WHAT TO DO - Change every occurrence of "icon" in the rows below to "symbol", then write out all the rows again with everything else left as it is.

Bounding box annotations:
↓
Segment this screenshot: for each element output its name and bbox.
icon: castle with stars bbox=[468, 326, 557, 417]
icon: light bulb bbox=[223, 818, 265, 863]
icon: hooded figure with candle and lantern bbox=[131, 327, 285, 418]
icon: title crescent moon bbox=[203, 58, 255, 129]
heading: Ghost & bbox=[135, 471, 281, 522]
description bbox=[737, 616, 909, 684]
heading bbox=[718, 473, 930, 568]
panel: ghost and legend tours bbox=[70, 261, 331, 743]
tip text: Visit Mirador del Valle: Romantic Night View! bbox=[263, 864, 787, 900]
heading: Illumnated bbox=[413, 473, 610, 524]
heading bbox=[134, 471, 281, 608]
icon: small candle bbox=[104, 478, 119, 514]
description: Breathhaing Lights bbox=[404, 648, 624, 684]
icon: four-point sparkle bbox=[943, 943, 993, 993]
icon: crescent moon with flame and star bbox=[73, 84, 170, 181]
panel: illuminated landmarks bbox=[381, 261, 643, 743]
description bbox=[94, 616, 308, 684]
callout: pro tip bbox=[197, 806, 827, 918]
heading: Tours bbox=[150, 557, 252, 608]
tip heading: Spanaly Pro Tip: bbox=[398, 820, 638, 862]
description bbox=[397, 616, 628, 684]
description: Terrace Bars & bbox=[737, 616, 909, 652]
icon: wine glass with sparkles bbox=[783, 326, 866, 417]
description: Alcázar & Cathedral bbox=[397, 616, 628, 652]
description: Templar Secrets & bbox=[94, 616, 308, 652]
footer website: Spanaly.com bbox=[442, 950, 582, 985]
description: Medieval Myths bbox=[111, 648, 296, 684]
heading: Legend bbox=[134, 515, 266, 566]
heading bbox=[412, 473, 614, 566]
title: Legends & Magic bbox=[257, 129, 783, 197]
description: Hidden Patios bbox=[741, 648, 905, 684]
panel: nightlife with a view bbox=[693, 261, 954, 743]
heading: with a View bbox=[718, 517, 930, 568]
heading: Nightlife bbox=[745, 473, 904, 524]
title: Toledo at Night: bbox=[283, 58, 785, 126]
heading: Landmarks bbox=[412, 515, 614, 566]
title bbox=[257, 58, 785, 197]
↑
TASK OUTPUT -
Segment this screenshot: for each element output its name and bbox.
symbol: castle with stars bbox=[468, 326, 557, 417]
symbol: light bulb bbox=[223, 818, 265, 863]
symbol: hooded figure with candle and lantern bbox=[131, 327, 285, 418]
symbol: title crescent moon bbox=[203, 58, 255, 129]
heading: Ghost & bbox=[135, 471, 281, 522]
description bbox=[737, 616, 909, 684]
heading bbox=[718, 473, 930, 568]
panel: ghost and legend tours bbox=[70, 261, 331, 743]
tip text: Visit Mirador del Valle: Romantic Night View! bbox=[263, 864, 787, 900]
heading: Illumnated bbox=[413, 473, 610, 524]
heading bbox=[134, 471, 281, 608]
symbol: small candle bbox=[104, 478, 119, 514]
description: Breathhaing Lights bbox=[404, 648, 624, 684]
symbol: four-point sparkle bbox=[943, 943, 993, 993]
symbol: crescent moon with flame and star bbox=[73, 84, 170, 181]
panel: illuminated landmarks bbox=[381, 261, 643, 743]
description bbox=[94, 616, 308, 684]
callout: pro tip bbox=[197, 806, 827, 918]
heading: Tours bbox=[150, 557, 252, 608]
tip heading: Spanaly Pro Tip: bbox=[398, 820, 638, 862]
description bbox=[397, 616, 628, 684]
description: Terrace Bars & bbox=[737, 616, 909, 652]
symbol: wine glass with sparkles bbox=[783, 326, 866, 417]
description: Alcázar & Cathedral bbox=[397, 616, 628, 652]
description: Templar Secrets & bbox=[94, 616, 308, 652]
footer website: Spanaly.com bbox=[442, 950, 582, 985]
description: Medieval Myths bbox=[111, 648, 296, 684]
heading: Legend bbox=[134, 515, 266, 566]
heading bbox=[412, 473, 614, 566]
title: Legends & Magic bbox=[257, 129, 783, 197]
description: Hidden Patios bbox=[741, 648, 905, 684]
panel: nightlife with a view bbox=[693, 261, 954, 743]
heading: with a View bbox=[718, 517, 930, 568]
heading: Nightlife bbox=[745, 473, 904, 524]
title: Toledo at Night: bbox=[283, 58, 785, 126]
heading: Landmarks bbox=[412, 515, 614, 566]
title bbox=[257, 58, 785, 197]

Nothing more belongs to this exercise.